● Exercise data:
^^^^^^^^^^^^^^^^

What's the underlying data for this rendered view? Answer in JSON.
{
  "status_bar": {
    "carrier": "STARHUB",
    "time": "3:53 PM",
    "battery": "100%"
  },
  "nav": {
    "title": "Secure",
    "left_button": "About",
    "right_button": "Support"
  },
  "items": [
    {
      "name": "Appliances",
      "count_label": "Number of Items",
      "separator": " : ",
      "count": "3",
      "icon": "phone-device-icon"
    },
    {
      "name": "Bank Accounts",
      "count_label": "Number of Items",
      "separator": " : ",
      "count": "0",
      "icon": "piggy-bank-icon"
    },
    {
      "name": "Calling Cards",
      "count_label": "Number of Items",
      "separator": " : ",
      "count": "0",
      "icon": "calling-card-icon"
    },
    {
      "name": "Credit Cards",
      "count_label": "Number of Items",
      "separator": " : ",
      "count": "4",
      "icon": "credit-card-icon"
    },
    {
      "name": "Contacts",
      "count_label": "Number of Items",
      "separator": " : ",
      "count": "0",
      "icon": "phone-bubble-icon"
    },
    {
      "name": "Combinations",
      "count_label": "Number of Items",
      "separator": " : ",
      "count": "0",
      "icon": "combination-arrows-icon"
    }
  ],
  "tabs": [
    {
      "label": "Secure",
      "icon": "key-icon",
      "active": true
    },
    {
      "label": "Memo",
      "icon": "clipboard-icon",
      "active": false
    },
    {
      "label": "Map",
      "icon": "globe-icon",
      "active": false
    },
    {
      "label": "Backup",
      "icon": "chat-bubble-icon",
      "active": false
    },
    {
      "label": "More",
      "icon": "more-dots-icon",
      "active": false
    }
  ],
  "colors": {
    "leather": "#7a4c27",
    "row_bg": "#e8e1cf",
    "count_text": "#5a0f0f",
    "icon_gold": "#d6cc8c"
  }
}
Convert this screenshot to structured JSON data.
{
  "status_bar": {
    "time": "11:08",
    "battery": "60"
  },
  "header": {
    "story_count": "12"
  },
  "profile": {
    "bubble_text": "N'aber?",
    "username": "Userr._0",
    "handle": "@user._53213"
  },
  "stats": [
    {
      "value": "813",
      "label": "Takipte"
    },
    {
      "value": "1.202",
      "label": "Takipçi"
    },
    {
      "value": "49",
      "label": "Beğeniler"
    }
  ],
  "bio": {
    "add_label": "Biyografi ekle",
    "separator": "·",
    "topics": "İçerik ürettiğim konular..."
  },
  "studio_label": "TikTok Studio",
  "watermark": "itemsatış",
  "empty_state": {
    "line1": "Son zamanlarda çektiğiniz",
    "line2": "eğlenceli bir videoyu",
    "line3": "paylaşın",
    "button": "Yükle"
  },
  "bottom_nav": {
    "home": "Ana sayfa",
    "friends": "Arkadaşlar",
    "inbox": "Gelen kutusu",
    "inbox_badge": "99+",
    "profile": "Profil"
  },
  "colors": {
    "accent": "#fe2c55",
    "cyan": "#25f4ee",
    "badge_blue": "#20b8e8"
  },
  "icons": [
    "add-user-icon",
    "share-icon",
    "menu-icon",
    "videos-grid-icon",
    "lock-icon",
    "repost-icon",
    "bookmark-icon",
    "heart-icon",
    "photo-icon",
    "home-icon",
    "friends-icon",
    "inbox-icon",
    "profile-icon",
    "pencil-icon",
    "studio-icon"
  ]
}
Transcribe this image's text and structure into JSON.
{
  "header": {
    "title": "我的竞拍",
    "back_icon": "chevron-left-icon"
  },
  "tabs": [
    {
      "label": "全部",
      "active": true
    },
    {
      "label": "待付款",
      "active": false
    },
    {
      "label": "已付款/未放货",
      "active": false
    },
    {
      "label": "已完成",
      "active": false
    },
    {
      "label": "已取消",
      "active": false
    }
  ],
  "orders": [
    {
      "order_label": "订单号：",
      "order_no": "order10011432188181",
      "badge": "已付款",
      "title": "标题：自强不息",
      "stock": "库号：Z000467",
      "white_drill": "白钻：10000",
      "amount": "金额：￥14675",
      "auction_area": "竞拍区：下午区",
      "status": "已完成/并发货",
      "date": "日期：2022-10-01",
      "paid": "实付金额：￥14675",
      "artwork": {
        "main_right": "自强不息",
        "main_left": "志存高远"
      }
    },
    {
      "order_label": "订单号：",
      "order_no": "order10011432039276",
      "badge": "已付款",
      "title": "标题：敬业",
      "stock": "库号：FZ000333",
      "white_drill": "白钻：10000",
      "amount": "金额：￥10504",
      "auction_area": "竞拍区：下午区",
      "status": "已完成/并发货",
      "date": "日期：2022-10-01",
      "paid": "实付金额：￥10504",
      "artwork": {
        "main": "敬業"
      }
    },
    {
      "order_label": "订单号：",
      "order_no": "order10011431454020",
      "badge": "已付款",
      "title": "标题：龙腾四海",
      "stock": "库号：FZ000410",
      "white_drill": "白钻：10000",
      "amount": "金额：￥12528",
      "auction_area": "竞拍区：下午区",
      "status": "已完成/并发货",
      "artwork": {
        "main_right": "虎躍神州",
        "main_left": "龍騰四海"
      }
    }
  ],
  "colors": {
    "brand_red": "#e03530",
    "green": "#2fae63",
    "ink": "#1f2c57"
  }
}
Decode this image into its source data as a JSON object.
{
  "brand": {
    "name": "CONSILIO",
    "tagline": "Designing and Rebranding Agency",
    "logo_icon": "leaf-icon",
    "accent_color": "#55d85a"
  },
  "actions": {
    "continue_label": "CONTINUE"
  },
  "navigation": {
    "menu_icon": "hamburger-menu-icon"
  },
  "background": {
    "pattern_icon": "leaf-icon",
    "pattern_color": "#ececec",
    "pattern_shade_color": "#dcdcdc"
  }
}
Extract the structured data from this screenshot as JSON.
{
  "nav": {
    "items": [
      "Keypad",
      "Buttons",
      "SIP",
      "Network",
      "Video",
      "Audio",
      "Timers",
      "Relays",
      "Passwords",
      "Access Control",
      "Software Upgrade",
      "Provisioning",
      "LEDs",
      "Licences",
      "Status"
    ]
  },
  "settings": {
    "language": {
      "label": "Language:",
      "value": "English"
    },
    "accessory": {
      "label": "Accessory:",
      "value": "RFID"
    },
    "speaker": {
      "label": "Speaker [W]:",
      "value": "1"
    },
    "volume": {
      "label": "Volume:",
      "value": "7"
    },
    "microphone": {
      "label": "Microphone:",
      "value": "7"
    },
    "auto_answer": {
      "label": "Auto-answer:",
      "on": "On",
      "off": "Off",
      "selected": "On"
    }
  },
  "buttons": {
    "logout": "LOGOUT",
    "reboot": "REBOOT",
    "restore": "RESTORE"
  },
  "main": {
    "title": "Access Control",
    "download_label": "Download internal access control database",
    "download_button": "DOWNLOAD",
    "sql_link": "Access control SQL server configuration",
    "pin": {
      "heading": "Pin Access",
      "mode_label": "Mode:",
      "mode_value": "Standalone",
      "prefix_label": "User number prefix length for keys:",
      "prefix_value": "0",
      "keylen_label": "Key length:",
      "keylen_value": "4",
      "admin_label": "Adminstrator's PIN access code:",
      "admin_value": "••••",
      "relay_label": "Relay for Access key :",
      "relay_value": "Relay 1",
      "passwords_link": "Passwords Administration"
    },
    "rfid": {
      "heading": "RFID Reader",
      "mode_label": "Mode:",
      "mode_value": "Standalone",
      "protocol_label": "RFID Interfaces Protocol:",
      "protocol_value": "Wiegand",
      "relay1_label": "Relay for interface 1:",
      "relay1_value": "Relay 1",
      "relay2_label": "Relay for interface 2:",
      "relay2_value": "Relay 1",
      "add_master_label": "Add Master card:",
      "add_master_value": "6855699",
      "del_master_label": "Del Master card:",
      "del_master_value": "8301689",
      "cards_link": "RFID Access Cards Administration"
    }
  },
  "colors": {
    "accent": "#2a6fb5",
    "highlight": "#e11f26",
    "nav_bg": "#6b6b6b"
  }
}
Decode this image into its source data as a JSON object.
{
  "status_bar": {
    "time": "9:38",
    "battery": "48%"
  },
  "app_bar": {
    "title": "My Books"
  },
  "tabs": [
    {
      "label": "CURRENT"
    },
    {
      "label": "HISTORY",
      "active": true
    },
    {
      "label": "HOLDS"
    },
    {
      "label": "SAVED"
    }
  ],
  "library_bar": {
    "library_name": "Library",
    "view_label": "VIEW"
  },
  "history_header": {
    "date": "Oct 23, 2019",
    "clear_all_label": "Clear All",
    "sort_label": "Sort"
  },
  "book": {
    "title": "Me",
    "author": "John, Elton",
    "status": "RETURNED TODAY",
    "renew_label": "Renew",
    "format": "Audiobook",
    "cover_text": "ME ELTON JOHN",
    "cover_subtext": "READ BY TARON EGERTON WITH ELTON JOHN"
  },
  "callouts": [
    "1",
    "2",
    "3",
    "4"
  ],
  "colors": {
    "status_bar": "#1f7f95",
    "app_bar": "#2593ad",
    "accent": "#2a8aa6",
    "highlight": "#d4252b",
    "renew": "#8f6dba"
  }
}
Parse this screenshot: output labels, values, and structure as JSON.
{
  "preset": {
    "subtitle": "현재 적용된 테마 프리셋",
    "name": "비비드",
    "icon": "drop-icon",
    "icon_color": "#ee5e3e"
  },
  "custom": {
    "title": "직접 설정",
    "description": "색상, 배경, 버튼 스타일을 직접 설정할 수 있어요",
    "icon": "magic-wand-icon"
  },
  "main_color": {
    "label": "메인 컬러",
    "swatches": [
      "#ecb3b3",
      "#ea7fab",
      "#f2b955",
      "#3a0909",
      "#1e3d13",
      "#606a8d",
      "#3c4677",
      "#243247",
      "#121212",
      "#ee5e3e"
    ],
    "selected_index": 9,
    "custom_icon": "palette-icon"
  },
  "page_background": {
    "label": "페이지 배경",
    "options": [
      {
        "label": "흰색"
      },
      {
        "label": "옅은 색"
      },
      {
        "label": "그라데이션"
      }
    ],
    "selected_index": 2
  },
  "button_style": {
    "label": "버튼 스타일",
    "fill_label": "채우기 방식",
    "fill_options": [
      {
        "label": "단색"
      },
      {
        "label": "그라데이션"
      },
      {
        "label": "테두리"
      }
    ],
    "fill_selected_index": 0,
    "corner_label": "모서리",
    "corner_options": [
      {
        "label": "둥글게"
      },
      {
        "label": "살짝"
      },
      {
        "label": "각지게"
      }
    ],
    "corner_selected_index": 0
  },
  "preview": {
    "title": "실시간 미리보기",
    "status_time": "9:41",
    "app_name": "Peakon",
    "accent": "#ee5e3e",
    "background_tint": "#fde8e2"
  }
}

^^^^^^^^^^^^^^^^

● Exercise:
Looking at the entries above, say how many lines contain the word "this". Only the number is wanted.

● Output:
7